Task goal: Could you set down, character for character, the lines of the records below, starting at the line that contains "y-axis-ticks: 1,00 0,86" and stopping after the line that contains "x-tick-label: 30 bbox=[994, 500, 1014, 520]"?

Rows:

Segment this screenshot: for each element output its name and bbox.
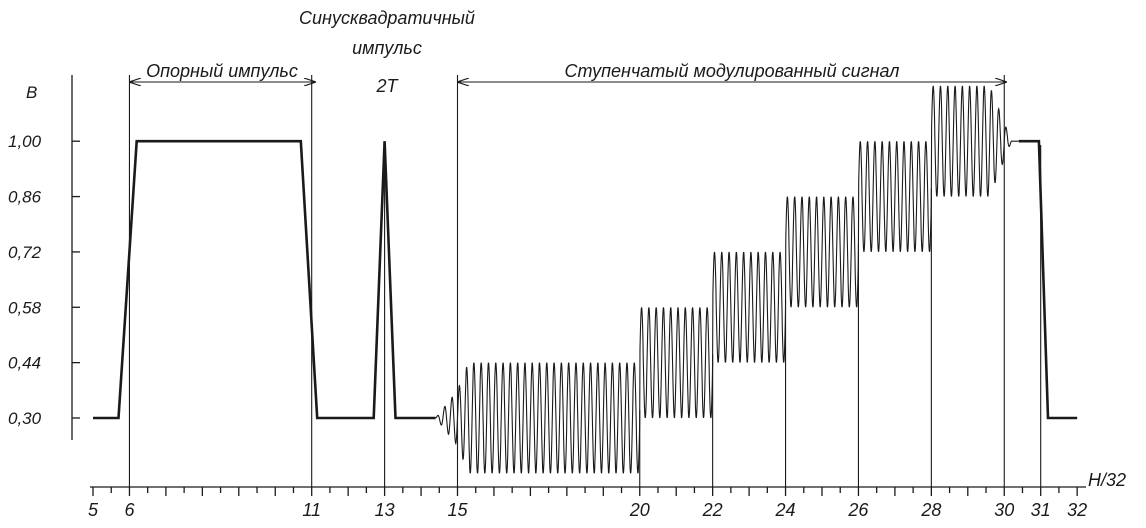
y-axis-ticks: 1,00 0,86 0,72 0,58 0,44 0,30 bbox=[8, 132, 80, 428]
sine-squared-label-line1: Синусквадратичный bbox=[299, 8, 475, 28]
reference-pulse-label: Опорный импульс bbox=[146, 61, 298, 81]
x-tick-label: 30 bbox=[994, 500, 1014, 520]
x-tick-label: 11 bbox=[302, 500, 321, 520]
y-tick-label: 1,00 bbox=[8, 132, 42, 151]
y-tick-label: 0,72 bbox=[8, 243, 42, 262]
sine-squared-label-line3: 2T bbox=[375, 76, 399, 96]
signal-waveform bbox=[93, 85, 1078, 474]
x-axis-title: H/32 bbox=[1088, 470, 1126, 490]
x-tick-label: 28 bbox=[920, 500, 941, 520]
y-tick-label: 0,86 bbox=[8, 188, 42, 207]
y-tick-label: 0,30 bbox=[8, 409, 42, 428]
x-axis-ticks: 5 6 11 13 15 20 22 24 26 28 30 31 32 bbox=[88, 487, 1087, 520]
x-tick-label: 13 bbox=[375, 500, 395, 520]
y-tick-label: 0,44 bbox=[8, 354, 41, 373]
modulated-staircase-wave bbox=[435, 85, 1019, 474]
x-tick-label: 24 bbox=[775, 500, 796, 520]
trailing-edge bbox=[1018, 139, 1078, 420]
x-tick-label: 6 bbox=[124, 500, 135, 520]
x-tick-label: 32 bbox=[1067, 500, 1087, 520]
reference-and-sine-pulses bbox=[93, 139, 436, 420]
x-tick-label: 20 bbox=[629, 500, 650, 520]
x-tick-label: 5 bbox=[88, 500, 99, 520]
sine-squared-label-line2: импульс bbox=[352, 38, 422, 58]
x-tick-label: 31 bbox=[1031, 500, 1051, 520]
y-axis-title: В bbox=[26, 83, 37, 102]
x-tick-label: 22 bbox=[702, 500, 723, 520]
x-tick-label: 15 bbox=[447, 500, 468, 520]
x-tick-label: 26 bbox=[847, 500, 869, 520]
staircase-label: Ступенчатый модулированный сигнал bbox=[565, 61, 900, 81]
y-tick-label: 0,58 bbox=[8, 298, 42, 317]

Response below:
y-axis-ticks: 1,00 0,86 0,72 0,58 0,44 0,30 bbox=[8, 132, 80, 428]
sine-squared-label-line1: Синусквадратичный bbox=[299, 8, 475, 28]
reference-pulse-label: Опорный импульс bbox=[146, 61, 298, 81]
x-tick-label: 30 bbox=[994, 500, 1014, 520]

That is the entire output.